**RECORDS FOR THIS TASK**
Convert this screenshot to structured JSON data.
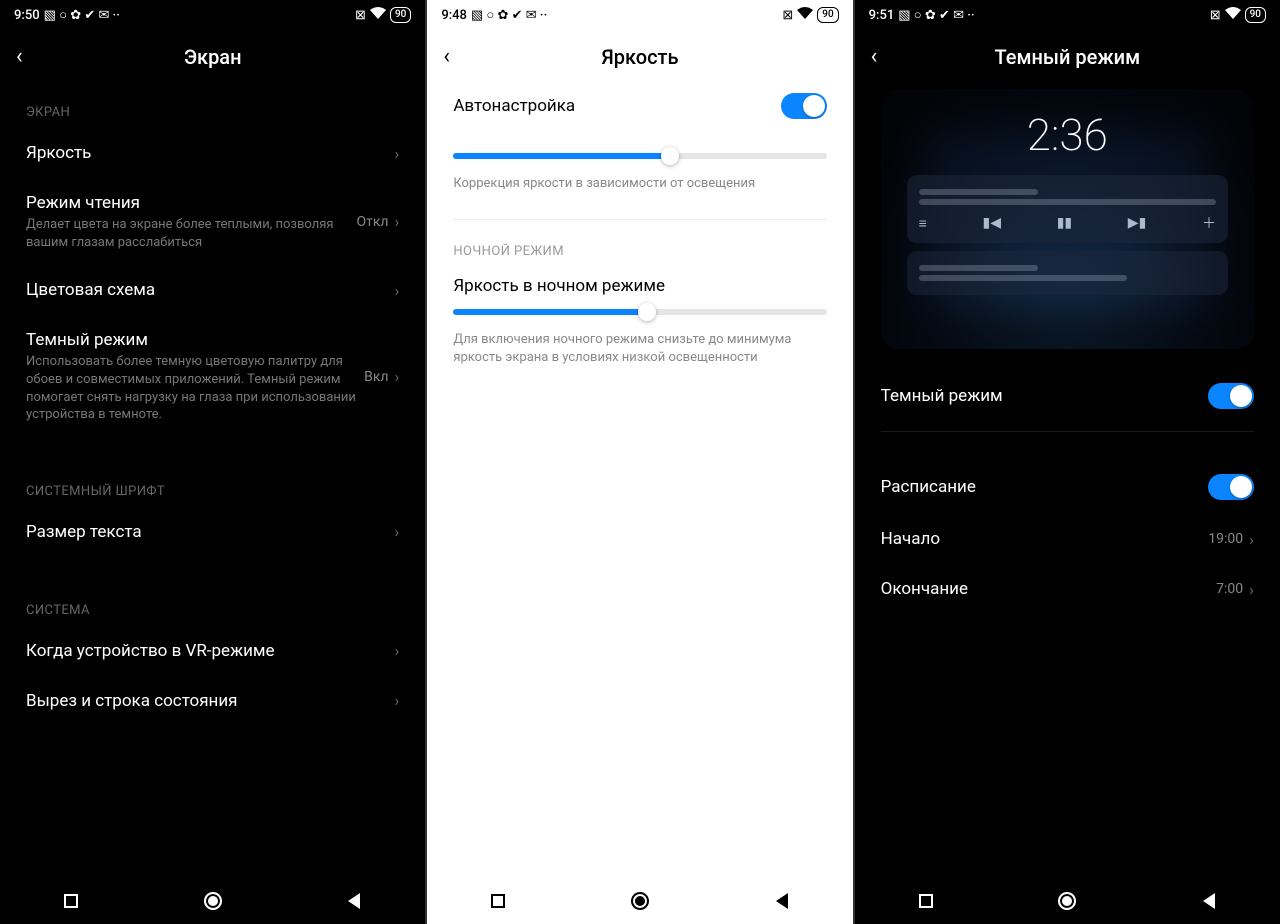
{
  "p1": {
    "time": "9:50",
    "batt": "90",
    "title": "Экран",
    "sec_screen": "ЭКРАН",
    "brightness": "Яркость",
    "reading": "Режим чтения",
    "reading_sub": "Делает цвета на экране более теплыми, позволяя вашим глазам расслабиться",
    "reading_val": "Откл",
    "colorscheme": "Цветовая схема",
    "darkmode": "Темный режим",
    "darkmode_sub": "Использовать более темную цветовую палитру для обоев и совместимых приложений. Темный режим помогает снять нагрузку на глаза при использовании устройства в темноте.",
    "darkmode_val": "Вкл",
    "sec_font": "СИСТЕМНЫЙ ШРИФТ",
    "textsize": "Размер текста",
    "sec_system": "СИСТЕМА",
    "vr": "Когда устройство в VR-режиме",
    "notch": "Вырез и строка состояния"
  },
  "p2": {
    "time": "9:48",
    "batt": "90",
    "title": "Яркость",
    "auto": "Автонастройка",
    "auto_on": true,
    "slider1_pct": 58,
    "hint1": "Коррекция яркости в зависимости от освещения",
    "sec_night": "НОЧНОЙ РЕЖИМ",
    "night_label": "Яркость в ночном режиме",
    "slider2_pct": 52,
    "hint2": "Для включения ночного режима снизьте до минимума яркость экрана в условиях низкой освещенности"
  },
  "p3": {
    "time": "9:51",
    "batt": "90",
    "title": "Темный режим",
    "preview_time": "2:36",
    "darkmode": "Темный режим",
    "darkmode_on": true,
    "schedule": "Расписание",
    "schedule_on": true,
    "start": "Начало",
    "start_val": "19:00",
    "end": "Окончание",
    "end_val": "7:00"
  }
}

**REQUIRED TASK**
Without the pictures, extract every entry verbatim.

**THE RESULT**
Convert this screenshot to structured JSON data.
{
  "p1": {
    "time": "9:50",
    "batt": "90",
    "title": "Экран",
    "sec_screen": "ЭКРАН",
    "brightness": "Яркость",
    "reading": "Режим чтения",
    "reading_sub": "Делает цвета на экране более теплыми, позволяя вашим глазам расслабиться",
    "reading_val": "Откл",
    "colorscheme": "Цветовая схема",
    "darkmode": "Темный режим",
    "darkmode_sub": "Использовать более темную цветовую палитру для обоев и совместимых приложений. Темный режим помогает снять нагрузку на глаза при использовании устройства в темноте.",
    "darkmode_val": "Вкл",
    "sec_font": "СИСТЕМНЫЙ ШРИФТ",
    "textsize": "Размер текста",
    "sec_system": "СИСТЕМА",
    "vr": "Когда устройство в VR-режиме",
    "notch": "Вырез и строка состояния"
  },
  "p2": {
    "time": "9:48",
    "batt": "90",
    "title": "Яркость",
    "auto": "Автонастройка",
    "auto_on": true,
    "slider1_pct": 58,
    "hint1": "Коррекция яркости в зависимости от освещения",
    "sec_night": "НОЧНОЙ РЕЖИМ",
    "night_label": "Яркость в ночном режиме",
    "slider2_pct": 52,
    "hint2": "Для включения ночного режима снизьте до минимума яркость экрана в условиях низкой освещенности"
  },
  "p3": {
    "time": "9:51",
    "batt": "90",
    "title": "Темный режим",
    "preview_time": "2:36",
    "darkmode": "Темный режим",
    "darkmode_on": true,
    "schedule": "Расписание",
    "schedule_on": true,
    "start": "Начало",
    "start_val": "19:00",
    "end": "Окончание",
    "end_val": "7:00"
  }
}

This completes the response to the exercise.